> What is expected
Where a line contains the string "있겠으니", copy that line.
* START *
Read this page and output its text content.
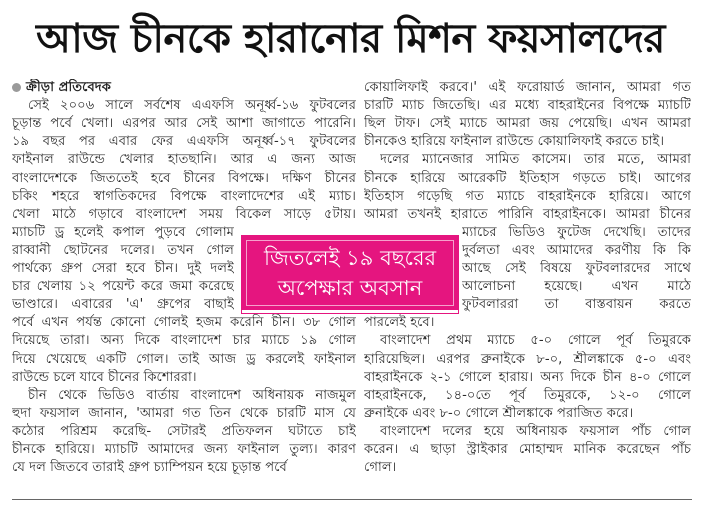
আজ চীনকে হারানোর মিশন ফয়সালদের
ক্রীড়া প্রতিবেদক
সেই ২০০৬ সালে সর্বশেষ এএফসি অনূর্ধ্ব-১৬ ফুটবলের
চূড়ান্ত পর্বে খেলা। এরপর আর সেই আশা জাগাতে পারেনি।
১৯ বছর পর এবার ফের এএফসি অনূর্ধ্ব-১৭ ফুটবলের
ফাইনাল রাউন্ডে খেলার হাতছানি। আর এ জন্য আজ
বাংলাদেশকে জিততেই হবে চীনের বিপক্ষে। দক্ষিণ চীনের
চকিং শহরে স্বাগতিকদের বিপক্ষে বাংলাদেশের এই ম্যাচ।
খেলা মাঠে গড়াবে বাংলাদেশ সময় বিকেল সাড়ে ৫টায়।
ম্যাচটি ড্র হলেই কপাল পুড়বে গোলাম
রাব্বানী ছোটনের দলের। তখন গোল
পার্থক্যে গ্রুপ সেরা হবে চীন। দুই দলই
চার খেলায় ১২ পয়েন্ট করে জমা করেছে
ভাণ্ডারে। এবারের 'এ' গ্রুপের বাছাই
পর্বে এখন পর্যন্ত কোনো গোলই হজম করেনি চীন। ৩৮ গোল
দিয়েছে তারা। অন্য দিকে বাংলাদেশ চার ম্যাচে ১৯ গোল
দিয়ে খেয়েছে একটি গোল। তাই আজ ড্র করলেই ফাইনাল
রাউন্ডে চলে যাবে চীনের কিশোররা।
চীন থেকে ভিডিও বার্তায় বাংলাদেশ অধিনায়ক নাজমুল
হুদা ফয়সাল জানান, 'আমরা গত তিন থেকে চারটি মাস যে
কঠোর পরিশ্রম করেছি- সেটারই প্রতিফলন ঘটাতে চাই
চীনকে হারিয়ে। ম্যাচটি আমাদের জন্য ফাইনাল তুল্য। কারণ
যে দল জিতবে তারাই গ্রুপ চ্যাম্পিয়ন হয়ে চূড়ান্ত পর্বে
কোয়ালিফাই করবে।' এই ফরোয়ার্ড জানান, আমরা গত
চারটি ম্যাচ জিতেছি। এর মধ্যে বাহরাইনের বিপক্ষে ম্যাচটি
ছিল টাফ। সেই ম্যাচে আমরা জয় পেয়েছি। এখন আমরা
চীনকেও হারিয়ে ফাইনাল রাউন্ডে কোয়ালিফাই করতে চাই।
দলের ম্যানেজার সামিত কাসেম। তার মতে, আমরা
চীনকে হারিয়ে আরেকটি ইতিহাস গড়তে চাই। আগের
ইতিহাস গড়েছি গত ম্যাচে বাহরাইনকে হারিয়ে। আগে
আমরা তখনই হারাতে পারিনি বাহরাইনকে। আমরা চীনের
ম্যাচের ভিডিও ফুটেজ দেখেছি। তাদের
দুর্বলতা এবং আমাদের করণীয় কি কি
আছে সেই বিষয়ে ফুটবলারদের সাথে
আলোচনা হয়েছে। এখন মাঠে
ফুটবলাররা তা বাস্তবায়ন করতে
পারলেই হবে।
বাংলাদেশ প্রথম ম্যাচে ৫-০ গোলে পূর্ব তিমুরকে
হারিয়েছিল। এরপর ব্রুনাইকে ৮-০, শ্রীলঙ্কাকে ৫-০ এবং
বাহরাইনকে ২-১ গোলে হারায়। অন্য দিকে চীন ৪-০ গোলে
বাহরাইনকে, ১৪-০তে পূর্ব তিমুরকে, ১২-০ গোলে
ব্রুনাইকে এবং ৮-০ গোলে শ্রীলঙ্কাকে পরাজিত করে।
বাংলাদেশ দলের হয়ে অধিনায়ক ফয়সাল পাঁচ গোল
করেন। এ ছাড়া স্ট্রাইকার মোহাম্মদ মানিক করেছেন পাঁচ
গোল।
জিতলেই ১৯ বছরের
অপেক্ষার অবসান
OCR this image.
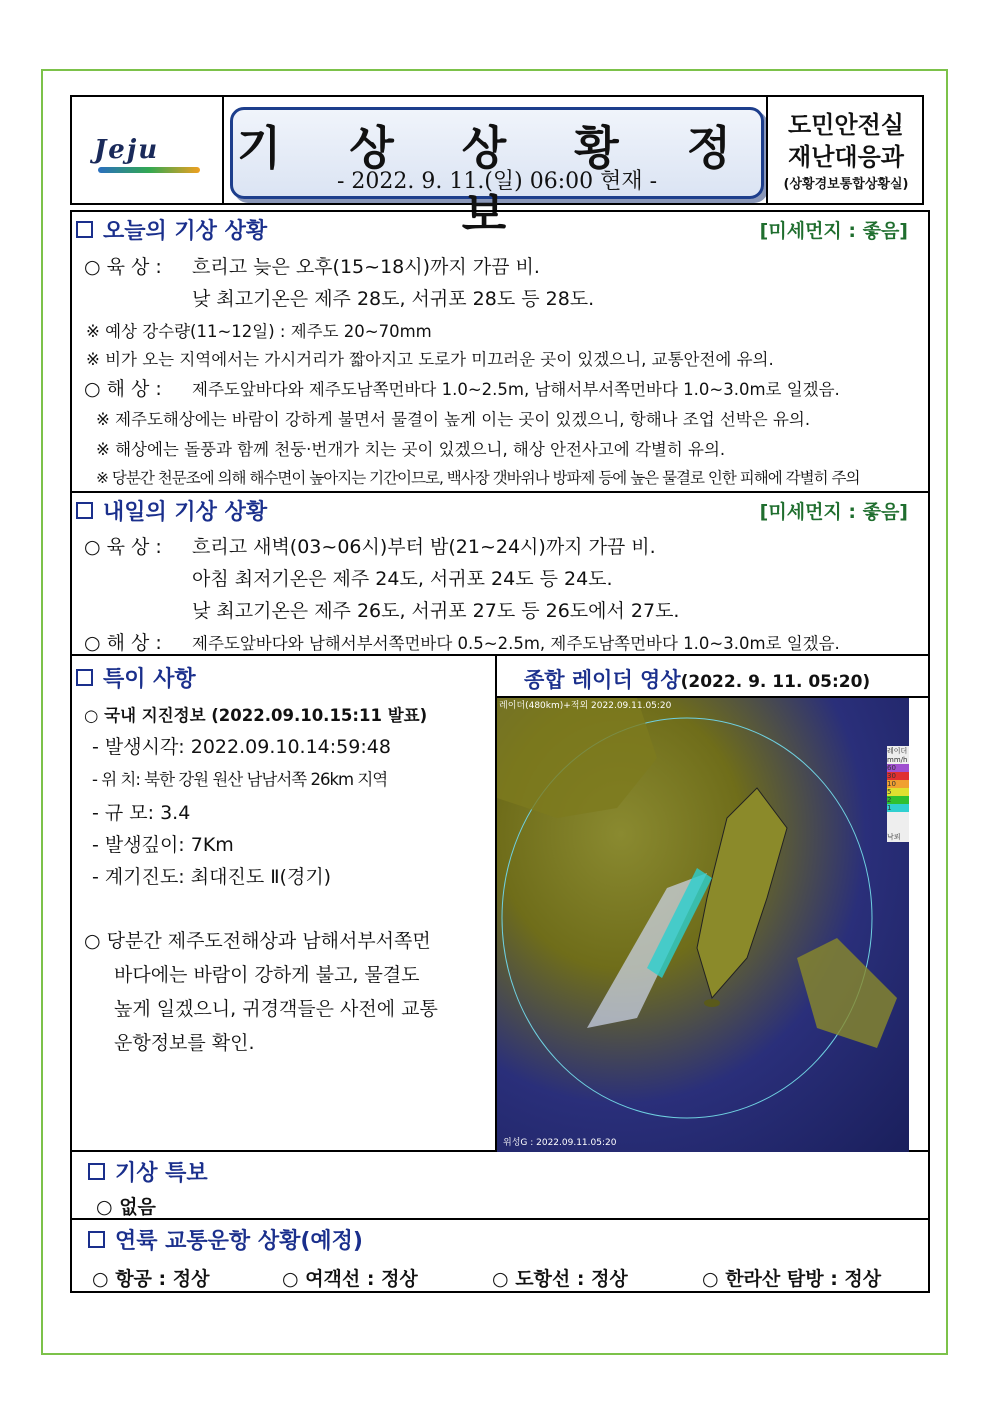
Jeju 기 상 상 황 정 보
- 2022. 9. 11.(일) 06:00 현재 -
도민안전실
재난대응과
(상황경보통합상황실)
오늘의 기상 상황	[미세먼지 : 좋음]
○ 육 상 : 흐리고 늦은 오후(15~18시)까지 가끔 비.
낮 최고기온은 제주 28도, 서귀포 28도 등 28도.
※ 예상 강수량(11~12일) : 제주도 20~70mm
※ 비가 오는 지역에서는 가시거리가 짧아지고 도로가 미끄러운 곳이 있겠으니, 교통안전에 유의.
○ 해 상 : 제주도앞바다와 제주도남쪽먼바다 1.0~2.5m, 남해서부서쪽먼바다 1.0~3.0m로 일겠음.
※ 제주도해상에는 바람이 강하게 불면서 물결이 높게 이는 곳이 있겠으니, 항해나 조업 선박은 유의.
※ 해상에는 돌풍과 함께 천둥·번개가 치는 곳이 있겠으니, 해상 안전사고에 각별히 유의.
※ 당분간 천문조에 의해 해수면이 높아지는 기간이므로, 백사장 갯바위나 방파제 등에 높은 물결로 인한 피해에 각별히 주의
내일의 기상 상황	[미세먼지 : 좋음]
○ 육 상 : 흐리고 새벽(03~06시)부터 밤(21~24시)까지 가끔 비.
아침 최저기온은 제주 24도, 서귀포 24도 등 24도.
낮 최고기온은 제주 26도, 서귀포 27도 등 26도에서 27도.
○ 해 상 : 제주도앞바다와 남해서부서쪽먼바다 0.5~2.5m, 제주도남쪽먼바다 1.0~3.0m로 일겠음.
특이 사항
○ 국내 지진정보 (2022.09.10.15:11 발표)
- 발생시각: 2022.09.10.14:59:48
- 위 치: 북한 강원 원산 남남서쪽 26km 지역
- 규 모: 3.4
- 발생깊이: 7Km
- 계기진도: 최대진도 Ⅱ(경기)
○ 당분간 제주도전해상과 남해서부서쪽먼
바다에는 바람이 강하게 불고, 물결도
높게 일겠으니, 귀경객들은 사전에 교통
운항정보를 확인.
종합 레이더 영상(2022. 9. 11. 05:20)
레이더(480km)+적외 2022.09.11.05:20
위성G : 2022.09.11.05:20
레이더
mm/h
60
30
10
5
2
1
낙뢰
기상 특보
○ 없음
연륙 교통운항 상황(예정)
○ 항공 : 정상	○ 여객선 : 정상	○ 도항선 : 정상	○ 한라산 탐방 : 정상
* END *
> Response to this exercise
※ 비가 오는 지역에서는 가시거리가 짧아지고 도로가 미끄러운 곳이 있겠으니, 교통안전에 유의.
※ 제주도해상에는 바람이 강하게 불면서 물결이 높게 이는 곳이 있겠으니, 항해나 조업 선박은 유의.
※ 해상에는 돌풍과 함께 천둥·번개가 치는 곳이 있겠으니, 해상 안전사고에 각별히 유의.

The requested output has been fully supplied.